# WRITTEN EXERCISE:
Search the data below for the word "Sommer" and copy each line that holds it.
>> start SUPPLIED MATERIAL
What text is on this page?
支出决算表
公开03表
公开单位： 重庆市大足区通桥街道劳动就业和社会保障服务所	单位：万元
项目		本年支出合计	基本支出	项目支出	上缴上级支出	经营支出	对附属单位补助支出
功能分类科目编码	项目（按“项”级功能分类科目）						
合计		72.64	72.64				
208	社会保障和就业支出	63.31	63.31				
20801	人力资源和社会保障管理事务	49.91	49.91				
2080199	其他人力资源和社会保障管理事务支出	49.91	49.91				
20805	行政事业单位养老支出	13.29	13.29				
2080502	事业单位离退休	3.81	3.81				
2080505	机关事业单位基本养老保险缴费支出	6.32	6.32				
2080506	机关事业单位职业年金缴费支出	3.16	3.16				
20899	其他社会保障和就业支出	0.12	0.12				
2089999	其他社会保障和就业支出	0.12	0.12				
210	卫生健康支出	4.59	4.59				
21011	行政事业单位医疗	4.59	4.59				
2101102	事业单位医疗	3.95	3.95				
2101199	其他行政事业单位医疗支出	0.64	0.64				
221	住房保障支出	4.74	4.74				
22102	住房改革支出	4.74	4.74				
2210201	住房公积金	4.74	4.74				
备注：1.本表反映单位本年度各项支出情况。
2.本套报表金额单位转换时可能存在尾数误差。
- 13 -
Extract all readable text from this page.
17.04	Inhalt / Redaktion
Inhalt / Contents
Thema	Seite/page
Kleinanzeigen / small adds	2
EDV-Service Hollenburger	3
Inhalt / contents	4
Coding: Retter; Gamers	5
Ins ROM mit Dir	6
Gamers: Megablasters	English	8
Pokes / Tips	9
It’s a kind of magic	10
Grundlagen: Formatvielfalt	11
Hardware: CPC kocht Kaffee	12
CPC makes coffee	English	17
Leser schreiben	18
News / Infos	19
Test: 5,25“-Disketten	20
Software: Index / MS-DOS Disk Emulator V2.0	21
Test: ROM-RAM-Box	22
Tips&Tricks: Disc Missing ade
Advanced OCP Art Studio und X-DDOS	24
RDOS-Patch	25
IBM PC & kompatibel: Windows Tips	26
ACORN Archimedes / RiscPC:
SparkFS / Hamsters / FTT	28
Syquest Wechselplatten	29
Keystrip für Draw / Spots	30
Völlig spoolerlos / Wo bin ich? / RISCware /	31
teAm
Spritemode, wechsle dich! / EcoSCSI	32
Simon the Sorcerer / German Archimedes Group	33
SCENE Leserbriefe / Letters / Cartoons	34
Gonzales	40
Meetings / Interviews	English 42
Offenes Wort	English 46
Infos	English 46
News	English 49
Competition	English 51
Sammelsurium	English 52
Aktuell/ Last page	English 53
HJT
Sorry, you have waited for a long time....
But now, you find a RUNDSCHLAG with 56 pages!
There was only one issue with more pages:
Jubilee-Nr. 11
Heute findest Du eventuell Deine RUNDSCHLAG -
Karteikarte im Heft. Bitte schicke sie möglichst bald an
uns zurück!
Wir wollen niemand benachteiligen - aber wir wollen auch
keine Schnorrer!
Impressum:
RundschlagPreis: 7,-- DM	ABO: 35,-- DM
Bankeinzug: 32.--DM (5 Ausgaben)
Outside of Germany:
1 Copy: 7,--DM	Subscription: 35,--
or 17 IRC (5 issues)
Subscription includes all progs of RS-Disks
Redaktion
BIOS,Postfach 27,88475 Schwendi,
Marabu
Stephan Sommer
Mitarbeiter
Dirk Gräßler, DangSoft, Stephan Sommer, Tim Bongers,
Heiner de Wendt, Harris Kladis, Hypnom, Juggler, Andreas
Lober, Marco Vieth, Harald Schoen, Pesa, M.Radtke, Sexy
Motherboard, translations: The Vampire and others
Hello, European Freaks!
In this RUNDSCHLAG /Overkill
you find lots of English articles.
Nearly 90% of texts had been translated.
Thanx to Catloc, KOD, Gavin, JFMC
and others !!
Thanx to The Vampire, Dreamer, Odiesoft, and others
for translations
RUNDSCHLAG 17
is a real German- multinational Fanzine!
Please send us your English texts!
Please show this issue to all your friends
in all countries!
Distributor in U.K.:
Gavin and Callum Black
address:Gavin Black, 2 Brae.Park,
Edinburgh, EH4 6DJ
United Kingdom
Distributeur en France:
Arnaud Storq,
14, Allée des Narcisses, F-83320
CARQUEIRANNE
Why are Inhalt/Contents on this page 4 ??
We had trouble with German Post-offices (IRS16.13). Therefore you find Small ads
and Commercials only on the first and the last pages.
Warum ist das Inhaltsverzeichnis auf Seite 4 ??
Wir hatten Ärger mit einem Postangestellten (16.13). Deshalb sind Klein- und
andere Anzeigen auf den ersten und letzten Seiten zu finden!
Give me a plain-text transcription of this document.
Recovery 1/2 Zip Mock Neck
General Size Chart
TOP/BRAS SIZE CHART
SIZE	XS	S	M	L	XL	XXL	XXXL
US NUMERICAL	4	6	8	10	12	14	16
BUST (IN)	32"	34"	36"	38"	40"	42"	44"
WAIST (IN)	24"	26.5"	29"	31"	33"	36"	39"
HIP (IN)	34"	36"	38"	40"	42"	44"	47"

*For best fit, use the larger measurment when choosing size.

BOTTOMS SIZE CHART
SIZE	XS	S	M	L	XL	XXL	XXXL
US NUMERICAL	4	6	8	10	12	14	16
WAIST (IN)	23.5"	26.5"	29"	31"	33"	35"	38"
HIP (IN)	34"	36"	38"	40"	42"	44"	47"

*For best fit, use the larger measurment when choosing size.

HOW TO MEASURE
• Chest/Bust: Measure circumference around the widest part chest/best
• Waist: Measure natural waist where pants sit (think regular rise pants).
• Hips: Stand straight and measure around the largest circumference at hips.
>> end SUPPLIED MATERIAL
# WRITTEN ANSWER:
Stephan Sommer
Dirk Gräßler, DangSoft, Stephan Sommer, Tim Bongers,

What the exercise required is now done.